GIVEN INSTRUCTION
Images embedded in the records are excluded; print everything else exactly as given.

Data records
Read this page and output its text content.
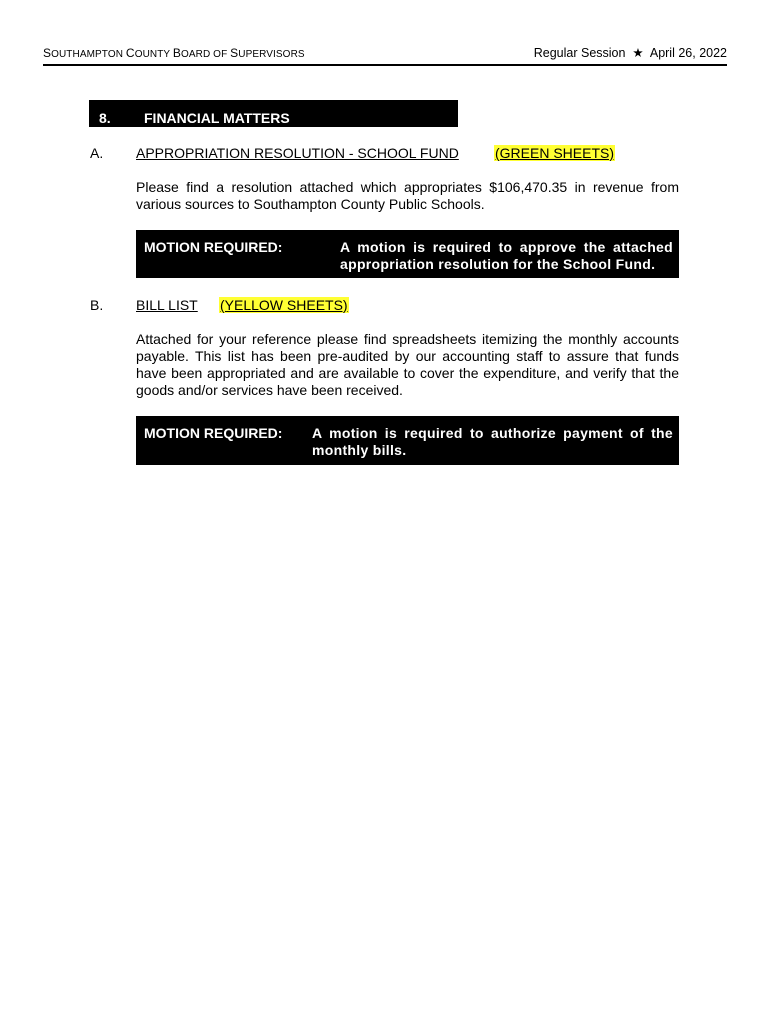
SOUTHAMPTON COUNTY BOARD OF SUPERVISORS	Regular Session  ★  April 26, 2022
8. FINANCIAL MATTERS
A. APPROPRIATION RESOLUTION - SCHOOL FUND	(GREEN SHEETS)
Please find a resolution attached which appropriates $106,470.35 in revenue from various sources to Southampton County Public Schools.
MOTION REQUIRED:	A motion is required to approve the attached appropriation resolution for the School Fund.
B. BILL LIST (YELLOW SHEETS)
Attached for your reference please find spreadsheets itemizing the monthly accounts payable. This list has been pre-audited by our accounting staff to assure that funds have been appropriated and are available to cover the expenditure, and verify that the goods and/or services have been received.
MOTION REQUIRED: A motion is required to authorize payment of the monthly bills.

CORRECT RESPONSE
Read this page and output its text content.
SOUTHAMPTON COUNTY BOARD OF SUPERVISORS	Regular Session  ★  April 26, 2022
8. FINANCIAL MATTERS
A. APPROPRIATION RESOLUTION - SCHOOL FUND	(GREEN SHEETS)
Please find a resolution attached which appropriates $106,470.35 in revenue from various sources to Southampton County Public Schools.
MOTION REQUIRED:	A motion is required to approve the attached appropriation resolution for the School Fund.
B. BILL LIST (YELLOW SHEETS)
Attached for your reference please find spreadsheets itemizing the monthly accounts payable. This list has been pre-audited by our accounting staff to assure that funds have been appropriated and are available to cover the expenditure, and verify that the goods and/or services have been received.
MOTION REQUIRED: A motion is required to authorize payment of the monthly bills.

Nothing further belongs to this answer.